Copy the stretch from the start of the data through the line containing "- y-c-label: Yc: [805, 257, 871, 337]", switching "coupler" to "junction" and keeping everything else the same.

Excerpt from a dataset

BEGIN

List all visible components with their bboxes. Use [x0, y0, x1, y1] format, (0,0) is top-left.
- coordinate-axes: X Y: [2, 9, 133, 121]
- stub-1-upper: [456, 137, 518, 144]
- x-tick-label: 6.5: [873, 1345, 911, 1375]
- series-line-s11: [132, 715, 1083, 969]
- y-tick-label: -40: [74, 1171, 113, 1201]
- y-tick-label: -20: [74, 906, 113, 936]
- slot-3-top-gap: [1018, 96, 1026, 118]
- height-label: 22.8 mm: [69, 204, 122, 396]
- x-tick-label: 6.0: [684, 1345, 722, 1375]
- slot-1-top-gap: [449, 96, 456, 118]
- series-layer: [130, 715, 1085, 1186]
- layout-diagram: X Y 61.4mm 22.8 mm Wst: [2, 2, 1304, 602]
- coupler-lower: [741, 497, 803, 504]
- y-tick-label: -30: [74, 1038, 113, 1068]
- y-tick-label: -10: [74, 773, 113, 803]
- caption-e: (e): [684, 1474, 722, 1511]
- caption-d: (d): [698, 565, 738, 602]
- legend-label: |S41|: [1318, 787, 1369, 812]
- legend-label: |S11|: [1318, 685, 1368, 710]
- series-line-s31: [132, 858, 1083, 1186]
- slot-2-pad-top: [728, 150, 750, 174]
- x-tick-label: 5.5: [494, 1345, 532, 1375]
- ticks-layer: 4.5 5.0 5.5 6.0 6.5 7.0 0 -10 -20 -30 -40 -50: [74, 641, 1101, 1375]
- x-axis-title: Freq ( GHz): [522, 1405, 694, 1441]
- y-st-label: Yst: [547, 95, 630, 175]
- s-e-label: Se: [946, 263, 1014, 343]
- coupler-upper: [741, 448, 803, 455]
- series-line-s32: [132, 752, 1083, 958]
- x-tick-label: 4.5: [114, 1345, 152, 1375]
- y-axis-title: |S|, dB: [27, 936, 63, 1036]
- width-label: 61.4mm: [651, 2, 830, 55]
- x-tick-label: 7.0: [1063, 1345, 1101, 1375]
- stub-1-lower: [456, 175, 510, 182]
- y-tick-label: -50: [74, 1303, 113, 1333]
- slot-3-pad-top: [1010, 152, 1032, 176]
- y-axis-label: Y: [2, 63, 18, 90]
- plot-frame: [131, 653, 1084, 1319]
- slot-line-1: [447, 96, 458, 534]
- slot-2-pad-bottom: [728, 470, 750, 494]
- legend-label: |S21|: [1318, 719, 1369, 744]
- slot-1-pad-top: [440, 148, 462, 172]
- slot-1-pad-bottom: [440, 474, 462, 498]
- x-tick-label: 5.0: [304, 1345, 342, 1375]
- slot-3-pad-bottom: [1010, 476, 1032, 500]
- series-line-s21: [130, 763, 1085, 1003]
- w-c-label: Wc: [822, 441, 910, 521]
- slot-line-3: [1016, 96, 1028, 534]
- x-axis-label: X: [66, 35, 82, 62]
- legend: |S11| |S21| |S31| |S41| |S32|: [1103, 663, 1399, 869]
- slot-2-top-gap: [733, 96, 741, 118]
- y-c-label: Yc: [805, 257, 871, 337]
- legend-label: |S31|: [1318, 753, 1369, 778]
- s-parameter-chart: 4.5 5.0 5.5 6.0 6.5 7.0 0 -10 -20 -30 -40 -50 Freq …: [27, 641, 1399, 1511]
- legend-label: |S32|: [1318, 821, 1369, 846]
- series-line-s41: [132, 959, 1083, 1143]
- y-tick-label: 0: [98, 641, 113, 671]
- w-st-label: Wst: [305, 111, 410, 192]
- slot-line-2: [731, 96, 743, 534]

END

### The completed task
List all visible components with their bboxes. Use [x0, y0, x1, y1] format, (0,0) is top-left.
- coordinate-axes: X Y: [2, 9, 133, 121]
- stub-1-upper: [456, 137, 518, 144]
- x-tick-label: 6.5: [873, 1345, 911, 1375]
- series-line-s11: [132, 715, 1083, 969]
- y-tick-label: -40: [74, 1171, 113, 1201]
- y-tick-label: -20: [74, 906, 113, 936]
- slot-3-top-gap: [1018, 96, 1026, 118]
- height-label: 22.8 mm: [69, 204, 122, 396]
- x-tick-label: 6.0: [684, 1345, 722, 1375]
- slot-1-top-gap: [449, 96, 456, 118]
- series-layer: [130, 715, 1085, 1186]
- layout-diagram: X Y 61.4mm 22.8 mm Wst: [2, 2, 1304, 602]
- junction-lower: [741, 497, 803, 504]
- y-tick-label: -30: [74, 1038, 113, 1068]
- y-tick-label: -10: [74, 773, 113, 803]
- caption-e: (e): [684, 1474, 722, 1511]
- caption-d: (d): [698, 565, 738, 602]
- legend-label: |S41|: [1318, 787, 1369, 812]
- legend-label: |S11|: [1318, 685, 1368, 710]
- series-line-s31: [132, 858, 1083, 1186]
- slot-2-pad-top: [728, 150, 750, 174]
- x-tick-label: 5.5: [494, 1345, 532, 1375]
- ticks-layer: 4.5 5.0 5.5 6.0 6.5 7.0 0 -10 -20 -30 -40 -50: [74, 641, 1101, 1375]
- x-axis-title: Freq ( GHz): [522, 1405, 694, 1441]
- y-st-label: Yst: [547, 95, 630, 175]
- s-e-label: Se: [946, 263, 1014, 343]
- junction-upper: [741, 448, 803, 455]
- series-line-s32: [132, 752, 1083, 958]
- x-tick-label: 4.5: [114, 1345, 152, 1375]
- y-axis-title: |S|, dB: [27, 936, 63, 1036]
- width-label: 61.4mm: [651, 2, 830, 55]
- x-tick-label: 7.0: [1063, 1345, 1101, 1375]
- stub-1-lower: [456, 175, 510, 182]
- y-tick-label: -50: [74, 1303, 113, 1333]
- slot-3-pad-top: [1010, 152, 1032, 176]
- y-axis-label: Y: [2, 63, 18, 90]
- plot-frame: [131, 653, 1084, 1319]
- slot-line-1: [447, 96, 458, 534]
- slot-2-pad-bottom: [728, 470, 750, 494]
- legend-label: |S21|: [1318, 719, 1369, 744]
- slot-1-pad-top: [440, 148, 462, 172]
- slot-1-pad-bottom: [440, 474, 462, 498]
- x-tick-label: 5.0: [304, 1345, 342, 1375]
- slot-3-pad-bottom: [1010, 476, 1032, 500]
- series-line-s21: [130, 763, 1085, 1003]
- w-c-label: Wc: [822, 441, 910, 521]
- slot-line-3: [1016, 96, 1028, 534]
- x-axis-label: X: [66, 35, 82, 62]
- legend: |S11| |S21| |S31| |S41| |S32|: [1103, 663, 1399, 869]
- slot-2-top-gap: [733, 96, 741, 118]
- y-c-label: Yc: [805, 257, 871, 337]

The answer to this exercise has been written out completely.